[BEGIN Data records]
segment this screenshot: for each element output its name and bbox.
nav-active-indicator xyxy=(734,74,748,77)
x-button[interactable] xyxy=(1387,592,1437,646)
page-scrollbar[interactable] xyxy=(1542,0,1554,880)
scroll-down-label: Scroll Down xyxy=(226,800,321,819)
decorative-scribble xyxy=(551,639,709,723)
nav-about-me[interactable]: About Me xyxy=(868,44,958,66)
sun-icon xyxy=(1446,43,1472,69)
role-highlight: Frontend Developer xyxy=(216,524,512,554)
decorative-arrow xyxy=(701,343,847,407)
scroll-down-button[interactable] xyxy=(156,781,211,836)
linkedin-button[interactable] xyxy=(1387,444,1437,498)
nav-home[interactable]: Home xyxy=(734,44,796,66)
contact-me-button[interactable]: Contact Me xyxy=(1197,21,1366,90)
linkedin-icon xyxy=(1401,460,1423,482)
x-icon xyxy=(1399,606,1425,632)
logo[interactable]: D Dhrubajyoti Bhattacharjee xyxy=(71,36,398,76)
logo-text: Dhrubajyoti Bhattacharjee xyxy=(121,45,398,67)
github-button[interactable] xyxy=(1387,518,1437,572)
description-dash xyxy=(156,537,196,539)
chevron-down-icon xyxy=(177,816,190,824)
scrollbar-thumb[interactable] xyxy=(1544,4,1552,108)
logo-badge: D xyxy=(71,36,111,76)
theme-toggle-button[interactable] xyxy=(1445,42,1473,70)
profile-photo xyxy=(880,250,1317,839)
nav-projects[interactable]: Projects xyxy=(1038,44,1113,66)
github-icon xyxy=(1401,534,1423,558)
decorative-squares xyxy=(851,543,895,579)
[END Data records]
→ **Instruction**: Rewrite all of the records above as a numbered list, leaving out any blank lines.

→ **Written answer**:
1. segment this screenshot: for each element output its name and bbox.
2. nav-active-indicator xyxy=(734,74,748,77)
3. x-button[interactable] xyxy=(1387,592,1437,646)
4. page-scrollbar[interactable] xyxy=(1542,0,1554,880)
5. scroll-down-label: Scroll Down xyxy=(226,800,321,819)
6. decorative-scribble xyxy=(551,639,709,723)
7. nav-about-me[interactable]: About Me xyxy=(868,44,958,66)
8. sun-icon xyxy=(1446,43,1472,69)
9. role-highlight: Frontend Developer xyxy=(216,524,512,554)
10. decorative-arrow xyxy=(701,343,847,407)
11. scroll-down-button[interactable] xyxy=(156,781,211,836)
12. linkedin-button[interactable] xyxy=(1387,444,1437,498)
13. nav-home[interactable]: Home xyxy=(734,44,796,66)
14. contact-me-button[interactable]: Contact Me xyxy=(1197,21,1366,90)
15. linkedin-icon xyxy=(1401,460,1423,482)
16. x-icon xyxy=(1399,606,1425,632)
17. logo[interactable]: D Dhrubajyoti Bhattacharjee xyxy=(71,36,398,76)
18. logo-text: Dhrubajyoti Bhattacharjee xyxy=(121,45,398,67)
19. github-button[interactable] xyxy=(1387,518,1437,572)
20. description-dash xyxy=(156,537,196,539)
21. chevron-down-icon xyxy=(177,816,190,824)
22. scrollbar-thumb[interactable] xyxy=(1544,4,1552,108)
23. logo-badge: D xyxy=(71,36,111,76)
24. theme-toggle-button[interactable] xyxy=(1445,42,1473,70)
25. profile-photo xyxy=(880,250,1317,839)
26. nav-projects[interactable]: Projects xyxy=(1038,44,1113,66)
27. github-icon xyxy=(1401,534,1423,558)
28. decorative-squares xyxy=(851,543,895,579)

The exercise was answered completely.